(A run of records)
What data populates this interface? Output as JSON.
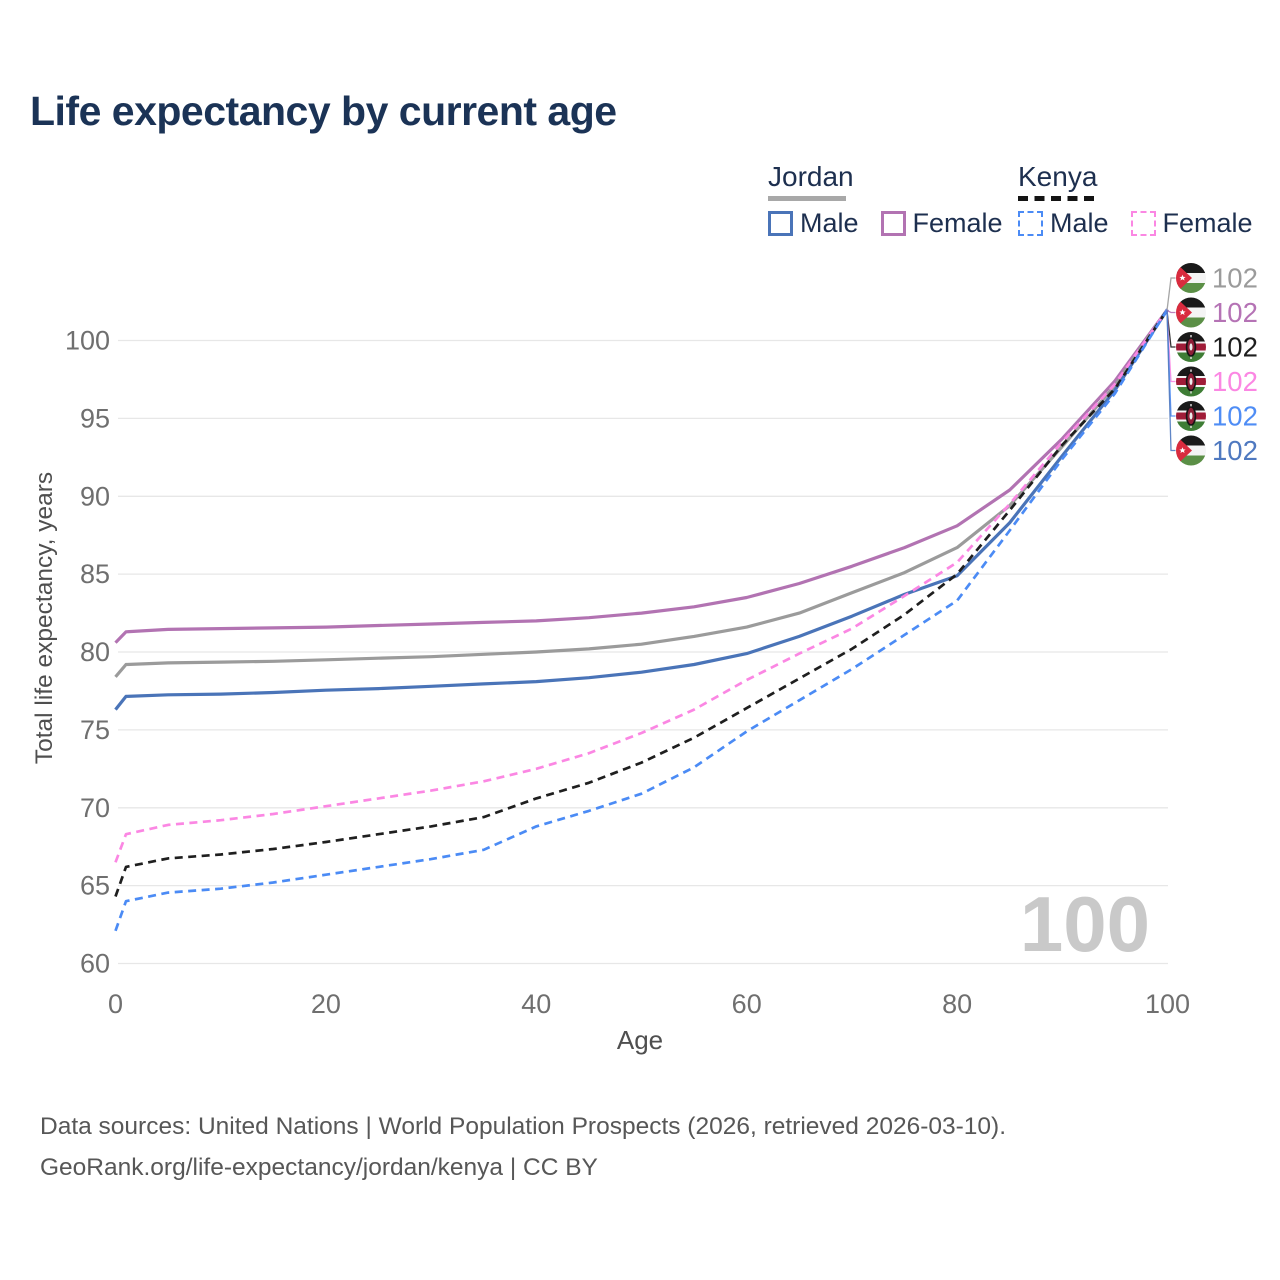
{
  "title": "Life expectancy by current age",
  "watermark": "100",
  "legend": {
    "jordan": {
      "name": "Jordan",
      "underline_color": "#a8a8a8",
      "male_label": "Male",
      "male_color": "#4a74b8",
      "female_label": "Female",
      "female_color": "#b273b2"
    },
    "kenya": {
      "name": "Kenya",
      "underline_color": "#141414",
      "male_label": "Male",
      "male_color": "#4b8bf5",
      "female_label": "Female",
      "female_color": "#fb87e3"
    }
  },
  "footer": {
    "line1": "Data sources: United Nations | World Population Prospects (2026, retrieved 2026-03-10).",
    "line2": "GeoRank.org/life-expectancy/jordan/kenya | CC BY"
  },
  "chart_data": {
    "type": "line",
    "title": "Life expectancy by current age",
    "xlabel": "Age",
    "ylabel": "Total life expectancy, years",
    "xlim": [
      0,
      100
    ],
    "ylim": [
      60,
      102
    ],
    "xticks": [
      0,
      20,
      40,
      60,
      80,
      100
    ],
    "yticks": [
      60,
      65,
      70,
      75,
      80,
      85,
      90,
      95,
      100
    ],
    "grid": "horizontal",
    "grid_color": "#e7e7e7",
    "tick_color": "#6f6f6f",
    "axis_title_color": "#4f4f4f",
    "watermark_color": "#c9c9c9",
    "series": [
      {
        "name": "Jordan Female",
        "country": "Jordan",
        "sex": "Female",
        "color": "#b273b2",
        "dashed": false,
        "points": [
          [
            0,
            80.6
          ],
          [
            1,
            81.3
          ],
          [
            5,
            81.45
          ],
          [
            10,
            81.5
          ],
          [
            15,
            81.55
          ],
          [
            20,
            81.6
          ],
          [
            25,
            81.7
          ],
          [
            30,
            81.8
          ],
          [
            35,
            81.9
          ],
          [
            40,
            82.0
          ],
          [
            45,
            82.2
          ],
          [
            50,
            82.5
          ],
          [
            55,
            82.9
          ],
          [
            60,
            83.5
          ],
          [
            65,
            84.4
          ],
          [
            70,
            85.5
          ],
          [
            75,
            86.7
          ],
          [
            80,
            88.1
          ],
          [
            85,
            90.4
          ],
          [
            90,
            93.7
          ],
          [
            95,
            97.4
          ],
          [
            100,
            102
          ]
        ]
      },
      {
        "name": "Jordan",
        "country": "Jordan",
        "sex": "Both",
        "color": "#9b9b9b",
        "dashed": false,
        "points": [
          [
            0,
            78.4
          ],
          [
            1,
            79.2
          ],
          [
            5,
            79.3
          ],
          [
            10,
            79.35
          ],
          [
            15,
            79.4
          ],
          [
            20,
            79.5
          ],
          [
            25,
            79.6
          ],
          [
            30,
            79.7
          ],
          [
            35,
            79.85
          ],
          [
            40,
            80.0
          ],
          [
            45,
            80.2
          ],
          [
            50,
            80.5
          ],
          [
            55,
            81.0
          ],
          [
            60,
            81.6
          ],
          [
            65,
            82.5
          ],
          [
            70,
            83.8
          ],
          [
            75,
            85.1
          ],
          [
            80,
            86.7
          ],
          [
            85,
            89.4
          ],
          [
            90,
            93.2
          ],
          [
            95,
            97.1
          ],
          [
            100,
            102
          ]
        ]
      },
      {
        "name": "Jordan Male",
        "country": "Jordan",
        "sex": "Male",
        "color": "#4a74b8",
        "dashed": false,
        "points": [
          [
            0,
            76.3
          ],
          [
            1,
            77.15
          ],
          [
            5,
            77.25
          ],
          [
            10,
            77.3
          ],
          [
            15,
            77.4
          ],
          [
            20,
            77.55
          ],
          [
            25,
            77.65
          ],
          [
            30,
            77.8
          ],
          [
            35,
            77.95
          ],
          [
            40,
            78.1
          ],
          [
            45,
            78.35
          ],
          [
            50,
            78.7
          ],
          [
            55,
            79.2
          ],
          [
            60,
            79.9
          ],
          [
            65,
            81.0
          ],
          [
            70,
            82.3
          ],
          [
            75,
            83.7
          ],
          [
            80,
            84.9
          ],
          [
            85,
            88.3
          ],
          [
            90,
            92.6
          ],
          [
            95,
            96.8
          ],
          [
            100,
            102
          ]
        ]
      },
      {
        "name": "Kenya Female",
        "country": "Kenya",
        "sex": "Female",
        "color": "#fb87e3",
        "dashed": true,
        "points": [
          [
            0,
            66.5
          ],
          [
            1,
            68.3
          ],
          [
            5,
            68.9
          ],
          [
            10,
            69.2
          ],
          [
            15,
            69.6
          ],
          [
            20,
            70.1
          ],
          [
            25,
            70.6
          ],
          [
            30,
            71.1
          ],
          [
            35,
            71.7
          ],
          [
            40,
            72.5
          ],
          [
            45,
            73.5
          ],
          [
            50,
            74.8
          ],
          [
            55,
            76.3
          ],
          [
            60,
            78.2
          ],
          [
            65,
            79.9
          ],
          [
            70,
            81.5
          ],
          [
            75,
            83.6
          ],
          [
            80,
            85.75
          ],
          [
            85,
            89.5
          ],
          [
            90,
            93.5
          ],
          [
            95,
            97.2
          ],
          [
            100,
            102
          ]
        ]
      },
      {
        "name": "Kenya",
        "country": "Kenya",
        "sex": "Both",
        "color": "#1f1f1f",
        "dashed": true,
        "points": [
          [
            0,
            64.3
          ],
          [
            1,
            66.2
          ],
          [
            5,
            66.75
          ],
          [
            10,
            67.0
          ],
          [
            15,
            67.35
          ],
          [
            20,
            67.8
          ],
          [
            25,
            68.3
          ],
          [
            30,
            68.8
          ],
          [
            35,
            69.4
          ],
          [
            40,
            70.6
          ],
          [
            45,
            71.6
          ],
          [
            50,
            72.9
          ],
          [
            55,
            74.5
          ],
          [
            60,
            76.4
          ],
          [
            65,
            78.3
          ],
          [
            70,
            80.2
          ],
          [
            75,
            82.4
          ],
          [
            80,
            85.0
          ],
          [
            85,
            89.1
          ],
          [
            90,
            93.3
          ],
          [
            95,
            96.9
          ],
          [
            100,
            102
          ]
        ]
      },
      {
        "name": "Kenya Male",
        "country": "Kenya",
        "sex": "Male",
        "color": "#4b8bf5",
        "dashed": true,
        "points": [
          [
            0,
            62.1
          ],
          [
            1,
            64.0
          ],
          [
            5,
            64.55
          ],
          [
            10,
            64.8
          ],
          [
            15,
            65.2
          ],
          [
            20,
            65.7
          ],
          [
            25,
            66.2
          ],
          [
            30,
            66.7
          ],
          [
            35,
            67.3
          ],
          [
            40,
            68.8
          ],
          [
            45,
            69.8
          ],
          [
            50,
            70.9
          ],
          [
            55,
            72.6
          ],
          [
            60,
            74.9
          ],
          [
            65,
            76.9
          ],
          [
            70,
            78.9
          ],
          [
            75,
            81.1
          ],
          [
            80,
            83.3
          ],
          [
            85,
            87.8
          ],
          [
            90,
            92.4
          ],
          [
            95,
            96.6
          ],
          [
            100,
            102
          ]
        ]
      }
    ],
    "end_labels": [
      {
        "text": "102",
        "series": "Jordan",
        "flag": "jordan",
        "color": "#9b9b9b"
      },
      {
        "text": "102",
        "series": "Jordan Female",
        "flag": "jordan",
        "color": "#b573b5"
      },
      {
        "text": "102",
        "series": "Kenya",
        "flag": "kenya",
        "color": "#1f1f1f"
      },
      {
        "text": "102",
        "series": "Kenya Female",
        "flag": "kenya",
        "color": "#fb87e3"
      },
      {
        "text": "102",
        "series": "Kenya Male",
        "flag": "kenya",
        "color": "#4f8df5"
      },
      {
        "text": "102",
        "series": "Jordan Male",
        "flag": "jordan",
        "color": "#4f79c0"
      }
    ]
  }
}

== What the exercise asks ==
Within the listing above, copy each line that has the string "current".

== Task answer ==
  "title": "Life expectancy by current age",
    "title": "Life expectancy by current age",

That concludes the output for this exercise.